▶ **WHAT YOU NEED TO DO**
Select all lines with the string "image" in them, and copy those lines.

— start RAW DATA —

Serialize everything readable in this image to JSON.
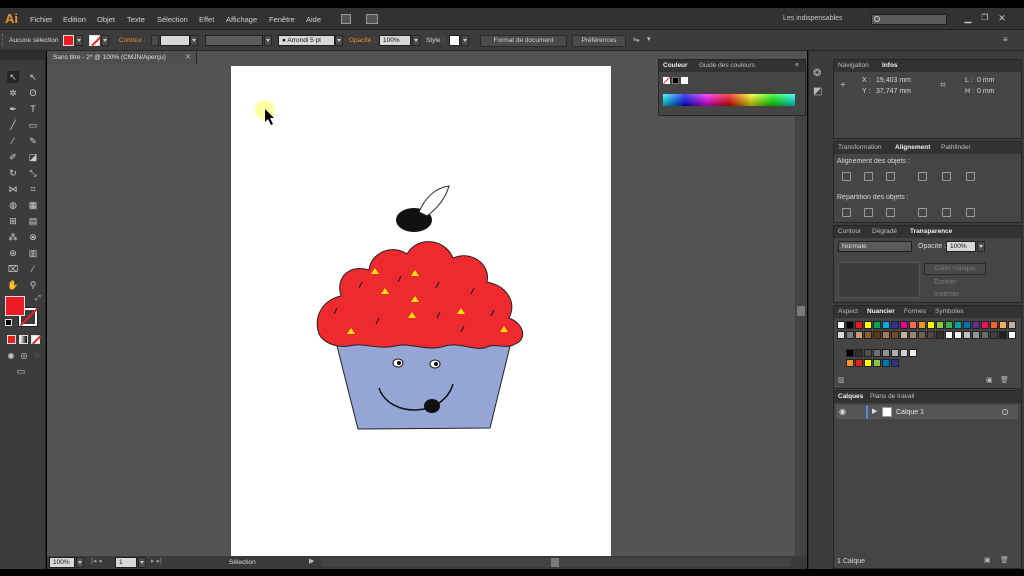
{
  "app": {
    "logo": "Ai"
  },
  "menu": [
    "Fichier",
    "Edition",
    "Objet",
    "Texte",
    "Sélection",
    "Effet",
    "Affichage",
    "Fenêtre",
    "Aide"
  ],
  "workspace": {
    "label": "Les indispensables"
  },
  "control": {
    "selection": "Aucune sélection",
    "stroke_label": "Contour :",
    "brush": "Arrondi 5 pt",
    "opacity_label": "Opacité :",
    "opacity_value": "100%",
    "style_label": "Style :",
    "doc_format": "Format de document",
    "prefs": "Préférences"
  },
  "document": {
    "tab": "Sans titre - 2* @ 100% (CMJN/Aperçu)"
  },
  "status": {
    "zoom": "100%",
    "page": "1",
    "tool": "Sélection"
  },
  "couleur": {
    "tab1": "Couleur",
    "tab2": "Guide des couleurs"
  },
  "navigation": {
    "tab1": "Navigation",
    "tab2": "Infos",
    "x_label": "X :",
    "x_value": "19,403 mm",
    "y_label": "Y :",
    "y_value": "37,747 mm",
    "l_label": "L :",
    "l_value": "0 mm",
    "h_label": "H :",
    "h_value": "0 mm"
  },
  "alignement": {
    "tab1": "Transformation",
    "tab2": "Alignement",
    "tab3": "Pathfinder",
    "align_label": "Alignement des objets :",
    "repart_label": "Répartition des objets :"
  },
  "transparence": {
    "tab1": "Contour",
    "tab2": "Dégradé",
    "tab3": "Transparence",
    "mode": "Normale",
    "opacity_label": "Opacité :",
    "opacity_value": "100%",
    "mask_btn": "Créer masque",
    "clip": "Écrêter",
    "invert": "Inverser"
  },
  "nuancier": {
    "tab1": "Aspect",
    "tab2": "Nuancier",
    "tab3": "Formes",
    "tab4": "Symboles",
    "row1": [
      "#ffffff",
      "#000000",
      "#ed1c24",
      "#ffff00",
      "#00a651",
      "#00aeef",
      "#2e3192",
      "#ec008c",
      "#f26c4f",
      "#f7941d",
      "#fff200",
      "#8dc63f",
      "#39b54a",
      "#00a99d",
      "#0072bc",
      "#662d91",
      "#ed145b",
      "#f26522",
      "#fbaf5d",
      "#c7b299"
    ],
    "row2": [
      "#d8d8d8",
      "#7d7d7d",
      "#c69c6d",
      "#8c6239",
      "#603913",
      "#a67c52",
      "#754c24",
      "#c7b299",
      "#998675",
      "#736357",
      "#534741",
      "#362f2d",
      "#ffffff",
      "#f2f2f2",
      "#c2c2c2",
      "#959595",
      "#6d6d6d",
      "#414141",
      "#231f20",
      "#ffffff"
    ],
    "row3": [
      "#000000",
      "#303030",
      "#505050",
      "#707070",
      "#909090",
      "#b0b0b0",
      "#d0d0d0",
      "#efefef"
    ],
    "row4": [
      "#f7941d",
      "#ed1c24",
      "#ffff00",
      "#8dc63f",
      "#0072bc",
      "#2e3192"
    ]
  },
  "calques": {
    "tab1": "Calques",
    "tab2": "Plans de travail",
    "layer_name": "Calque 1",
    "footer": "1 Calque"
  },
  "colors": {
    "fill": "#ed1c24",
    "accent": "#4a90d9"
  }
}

— end RAW DATA —
— start RAW DATA —

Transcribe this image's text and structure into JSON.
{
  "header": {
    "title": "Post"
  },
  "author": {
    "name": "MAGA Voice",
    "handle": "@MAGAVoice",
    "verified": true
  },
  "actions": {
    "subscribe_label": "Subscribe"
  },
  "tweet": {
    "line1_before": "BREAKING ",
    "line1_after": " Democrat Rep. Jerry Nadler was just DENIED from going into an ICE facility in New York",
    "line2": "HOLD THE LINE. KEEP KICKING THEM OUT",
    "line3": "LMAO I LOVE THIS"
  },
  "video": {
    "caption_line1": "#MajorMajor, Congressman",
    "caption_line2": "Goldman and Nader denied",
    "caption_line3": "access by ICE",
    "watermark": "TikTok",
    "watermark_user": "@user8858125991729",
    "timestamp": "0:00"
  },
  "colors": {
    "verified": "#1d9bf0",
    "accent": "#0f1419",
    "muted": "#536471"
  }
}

— end RAW DATA —

▶ **RESPONSE BELOW**
Serialize everything readable in this image to JSON.
Transcribe this image's text and structure into JSON.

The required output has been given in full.